◆ REQUIRED TASK ◆
Repeat the data word for word. Do not include the pictures.

━━━━━ EXCERPTED DATA ━━━━━

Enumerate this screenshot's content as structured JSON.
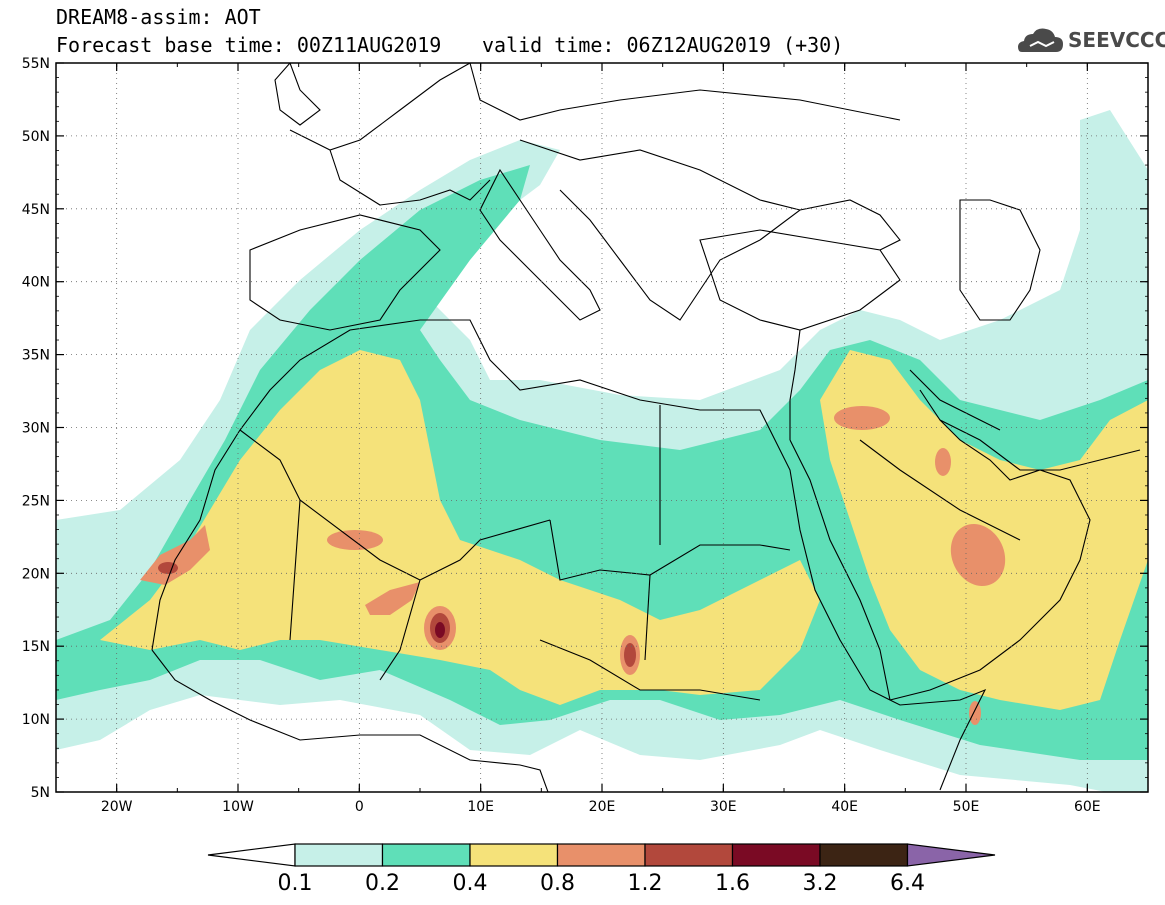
{
  "header": {
    "title_line1": "DREAM8-assim: AOT",
    "title_line2": "Forecast base time: 00Z11AUG2019",
    "valid_time": "valid time: 06Z12AUG2019 (+30)",
    "logo_text": "SEEVCCC"
  },
  "map": {
    "lat_labels": [
      "55N",
      "50N",
      "45N",
      "40N",
      "35N",
      "30N",
      "25N",
      "20N",
      "15N",
      "10N",
      "5N"
    ],
    "lon_labels": [
      "20W",
      "10W",
      "0",
      "10E",
      "20E",
      "30E",
      "40E",
      "50E",
      "60E"
    ],
    "lon_range": [
      -25,
      65
    ],
    "lat_range": [
      5,
      55
    ]
  },
  "colorbar": {
    "levels": [
      "0.1",
      "0.2",
      "0.4",
      "0.8",
      "1.2",
      "1.6",
      "3.2",
      "6.4"
    ],
    "colors": [
      "#c6f0e8",
      "#5fdfb8",
      "#f5e27a",
      "#e8906a",
      "#b2483c",
      "#7a0a24",
      "#3c2414",
      "#8a64a8"
    ],
    "under_color": "#ffffff",
    "over_color": "#8a64a8"
  },
  "colors": {
    "c01": "#c6f0e8",
    "c02": "#5fdfb8",
    "c04": "#f5e27a",
    "c08": "#e8906a",
    "c12": "#b2483c",
    "c16": "#7a0a24"
  }
}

━━━━━

◆ EXERCISE ANSWER ◆
Enumerate this screenshot's content as structured JSON.
{
  "header": {
    "title_line1": "DREAM8-assim: AOT",
    "title_line2": "Forecast base time: 00Z11AUG2019",
    "valid_time": "valid time: 06Z12AUG2019 (+30)",
    "logo_text": "SEEVCCC"
  },
  "map": {
    "lat_labels": [
      "55N",
      "50N",
      "45N",
      "40N",
      "35N",
      "30N",
      "25N",
      "20N",
      "15N",
      "10N",
      "5N"
    ],
    "lon_labels": [
      "20W",
      "10W",
      "0",
      "10E",
      "20E",
      "30E",
      "40E",
      "50E",
      "60E"
    ],
    "lon_range": [
      -25,
      65
    ],
    "lat_range": [
      5,
      55
    ]
  },
  "colorbar": {
    "levels": [
      "0.1",
      "0.2",
      "0.4",
      "0.8",
      "1.2",
      "1.6",
      "3.2",
      "6.4"
    ],
    "colors": [
      "#c6f0e8",
      "#5fdfb8",
      "#f5e27a",
      "#e8906a",
      "#b2483c",
      "#7a0a24",
      "#3c2414",
      "#8a64a8"
    ],
    "under_color": "#ffffff",
    "over_color": "#8a64a8"
  },
  "colors": {
    "c01": "#c6f0e8",
    "c02": "#5fdfb8",
    "c04": "#f5e27a",
    "c08": "#e8906a",
    "c12": "#b2483c",
    "c16": "#7a0a24"
  }
}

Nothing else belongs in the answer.